▶ [DOKUMENT ŹRÓDŁOWY]

• • •

PLAN PREZENTACJI MATURALNEJ
Imię i nazwisko:
Klasa:
Temat: Literackie i filmowe obrazy II wojny światowej. Omów temat na wybranych przykładach.
Literatura podmiotowa:
Borowski Tadeusz: U nas w Auschwitzu; Proszę państwa do gazu „[W:]” Wybór opowiadań, Wyd. I. Warszawa: Wydawnictwo KAMA, 1994. ISBN 83-86235-80-2.
Krall Hanna: Zdążyć przed Panem Bogiem, Wyd. IV. Warszawa: Wydawnictwo Gamma, 1992. ISBN 83-900364-1-X.
Herling-Grudziński Gustaw: Inny świat. Warszawa: S. W. Czytelnik, 1995. ISBN
83-07-02406-4
Filmy:
Benigni Roberto: Życie jest piękne. 1997.
Vilsmaier Joseph: Ostatni pociąg. 2006.
Literatura przedmiotowa:
Nawrot Agnieszka: Encyklopedia języka polskiego. Kraków: Wydawnictwo Greg, 2009. ISBN 978-83-7327-666-6. (s. 309-318, 623-624, 142, 981-985).
Ramowy plan wypowiedzi:
Określenie problemu:
Opis historyczny II wojny światowej.
Wpływ II wojny światowej na ludzką psychikę.
Kolejność prezentowanych treści:
Degradacja uczuć w opowiadaniach Tadeusza Borowskiego:
Zanik instynktów ludzkich - Proszę państwa do gazu.
Zatracenie szacunku dla zmarłych, zanik więzów rodzinnych - U nas
w Auschwitzu.
Problem życia i śmierci:
Prawo do miłości i nadziei w filmie Życie jest piękne.
Bóg jako partner w walce o śmierć i życie w prozie reportażowej Zdążyć przed Panem Bogiem Hanny Krall.
Głód, choroba, śmierć:
Bohaterowie w walce o zachowanie własnej godności, honoru oraz resztek normalnej egzystencji na podstawie powieści Inny świat Gustawa Herlinga-Grudzińskiego oraz filmu Josepha Vilsmaiera Ostatni pociąg.
Wnioski
Zróżnicowane postawy wobec śmierci.
Człowieczeństwo - jego aspekty zależne od warunków i ekstremalnych sytuacji w życiu ludzi.
Materiały pomocnicze:
Nie wykorzystano.
…………………..…………………..
Temat mojej prezentacji brzmi: Literackie i filmowe obrazy II wojny światowej. Omów temat na wybranych przykładach.

• • •

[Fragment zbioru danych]
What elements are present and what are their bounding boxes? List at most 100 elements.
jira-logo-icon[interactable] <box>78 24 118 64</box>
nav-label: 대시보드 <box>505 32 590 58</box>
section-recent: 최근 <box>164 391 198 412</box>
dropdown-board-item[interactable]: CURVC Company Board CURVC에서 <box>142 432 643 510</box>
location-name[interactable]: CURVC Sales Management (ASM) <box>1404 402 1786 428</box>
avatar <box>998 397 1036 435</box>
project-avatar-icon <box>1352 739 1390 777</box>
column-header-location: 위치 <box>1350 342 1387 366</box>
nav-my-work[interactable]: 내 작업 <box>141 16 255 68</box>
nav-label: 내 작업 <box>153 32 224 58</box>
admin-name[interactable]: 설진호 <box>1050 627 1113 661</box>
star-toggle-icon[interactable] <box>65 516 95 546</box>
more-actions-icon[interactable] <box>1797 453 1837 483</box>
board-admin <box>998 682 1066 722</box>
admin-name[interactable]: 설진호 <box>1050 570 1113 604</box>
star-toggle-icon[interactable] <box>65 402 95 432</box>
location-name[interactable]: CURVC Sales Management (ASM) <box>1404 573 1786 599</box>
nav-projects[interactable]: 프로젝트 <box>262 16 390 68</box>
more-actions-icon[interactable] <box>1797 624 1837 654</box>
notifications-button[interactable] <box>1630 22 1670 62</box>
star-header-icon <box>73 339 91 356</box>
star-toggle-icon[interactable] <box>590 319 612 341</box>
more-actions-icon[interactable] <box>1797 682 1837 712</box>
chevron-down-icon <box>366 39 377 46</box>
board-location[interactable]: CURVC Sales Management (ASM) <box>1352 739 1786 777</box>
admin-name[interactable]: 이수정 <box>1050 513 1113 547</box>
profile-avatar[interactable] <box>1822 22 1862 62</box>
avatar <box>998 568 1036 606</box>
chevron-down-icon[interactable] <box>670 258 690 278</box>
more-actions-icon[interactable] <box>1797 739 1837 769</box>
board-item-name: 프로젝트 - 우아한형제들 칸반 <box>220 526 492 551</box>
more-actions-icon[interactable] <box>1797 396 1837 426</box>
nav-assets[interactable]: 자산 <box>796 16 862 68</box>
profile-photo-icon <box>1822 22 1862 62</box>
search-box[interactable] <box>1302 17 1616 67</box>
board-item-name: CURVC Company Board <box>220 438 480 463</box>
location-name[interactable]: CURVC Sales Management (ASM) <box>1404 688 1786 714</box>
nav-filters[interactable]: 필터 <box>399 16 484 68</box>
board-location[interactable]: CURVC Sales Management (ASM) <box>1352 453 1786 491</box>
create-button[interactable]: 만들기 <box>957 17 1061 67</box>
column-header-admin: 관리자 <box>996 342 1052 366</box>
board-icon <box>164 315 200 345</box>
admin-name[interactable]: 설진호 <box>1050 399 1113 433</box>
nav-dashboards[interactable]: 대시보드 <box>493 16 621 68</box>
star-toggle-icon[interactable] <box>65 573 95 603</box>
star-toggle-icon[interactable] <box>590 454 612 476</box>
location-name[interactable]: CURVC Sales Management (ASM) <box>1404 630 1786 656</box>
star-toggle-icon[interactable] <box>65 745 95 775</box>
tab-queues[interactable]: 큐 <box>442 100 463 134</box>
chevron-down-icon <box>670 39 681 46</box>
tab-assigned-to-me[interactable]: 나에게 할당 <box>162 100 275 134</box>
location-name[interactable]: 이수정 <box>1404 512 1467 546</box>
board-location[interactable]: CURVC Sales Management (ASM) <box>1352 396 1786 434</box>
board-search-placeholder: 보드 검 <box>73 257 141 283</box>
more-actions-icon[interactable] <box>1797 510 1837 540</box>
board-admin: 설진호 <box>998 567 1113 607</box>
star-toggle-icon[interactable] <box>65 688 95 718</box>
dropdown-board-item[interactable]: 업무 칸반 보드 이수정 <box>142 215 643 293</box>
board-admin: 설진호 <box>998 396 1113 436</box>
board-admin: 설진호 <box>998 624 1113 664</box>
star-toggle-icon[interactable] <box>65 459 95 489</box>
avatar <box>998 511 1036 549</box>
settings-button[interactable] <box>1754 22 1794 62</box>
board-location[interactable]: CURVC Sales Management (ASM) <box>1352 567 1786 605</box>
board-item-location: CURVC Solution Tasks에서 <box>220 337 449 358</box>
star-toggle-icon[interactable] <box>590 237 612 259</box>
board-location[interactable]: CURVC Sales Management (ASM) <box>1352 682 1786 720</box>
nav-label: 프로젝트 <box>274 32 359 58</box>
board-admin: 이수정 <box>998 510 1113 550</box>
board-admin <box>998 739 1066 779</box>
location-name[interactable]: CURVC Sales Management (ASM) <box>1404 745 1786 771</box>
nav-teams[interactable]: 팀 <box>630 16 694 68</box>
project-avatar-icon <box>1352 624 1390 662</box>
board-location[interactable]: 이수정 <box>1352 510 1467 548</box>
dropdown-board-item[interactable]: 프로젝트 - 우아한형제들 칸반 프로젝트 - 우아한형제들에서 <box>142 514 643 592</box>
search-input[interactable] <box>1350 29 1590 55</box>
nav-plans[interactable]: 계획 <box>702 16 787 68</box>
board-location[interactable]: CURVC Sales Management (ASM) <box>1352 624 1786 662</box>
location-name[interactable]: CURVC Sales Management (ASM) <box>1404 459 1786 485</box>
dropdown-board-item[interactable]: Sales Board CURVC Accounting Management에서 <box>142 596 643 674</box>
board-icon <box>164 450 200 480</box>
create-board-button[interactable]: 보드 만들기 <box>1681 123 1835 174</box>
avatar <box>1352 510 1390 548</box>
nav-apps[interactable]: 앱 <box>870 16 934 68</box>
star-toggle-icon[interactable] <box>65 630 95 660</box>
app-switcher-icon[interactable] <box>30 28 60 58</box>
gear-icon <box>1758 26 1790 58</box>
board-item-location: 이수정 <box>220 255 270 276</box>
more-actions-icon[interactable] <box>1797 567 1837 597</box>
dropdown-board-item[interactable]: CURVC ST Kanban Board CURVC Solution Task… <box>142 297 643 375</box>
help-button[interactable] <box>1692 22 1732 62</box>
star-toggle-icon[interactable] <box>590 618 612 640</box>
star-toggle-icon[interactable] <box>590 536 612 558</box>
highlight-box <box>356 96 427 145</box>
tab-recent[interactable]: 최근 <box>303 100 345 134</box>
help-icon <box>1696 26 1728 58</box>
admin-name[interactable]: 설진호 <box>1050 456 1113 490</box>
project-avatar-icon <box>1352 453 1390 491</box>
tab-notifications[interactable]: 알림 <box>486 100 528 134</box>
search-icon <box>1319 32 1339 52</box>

• • •

▶ [ZESTAW ZADAŃ]
#1 Odpowiedz krótko na pytania dotyczące planu prezentacji:
(a) W którym roku powstał film Josepha Vilsmaiera „Ostatni pociąg”?
(b) Jakie wydawnictwo wydało „Zdążyć przed Panem Bogiem” Hanny Krall?
(c) Co wpisano w punkcie „Materiały pomocnicze”?
#2 Wypisz z rekordów wszystkie wiersze, które zawierają ciąg „우아한형제들”.
Plan prezentacji i rekordy pochodzą z różnych źródeł.

▶ [ROZWIĄZANIA]
#1
(a) W 2006 roku.
(b) Wydawnictwo Gamma.
(c) Nie wykorzystano.

#2
board-item-name: 프로젝트 - 우아한형제들 칸반 <box>220 526 492 551</box>
dropdown-board-item[interactable]: 프로젝트 - 우아한형제들 칸반 프로젝트 - 우아한형제들에서 <box>142 514 643 592</box>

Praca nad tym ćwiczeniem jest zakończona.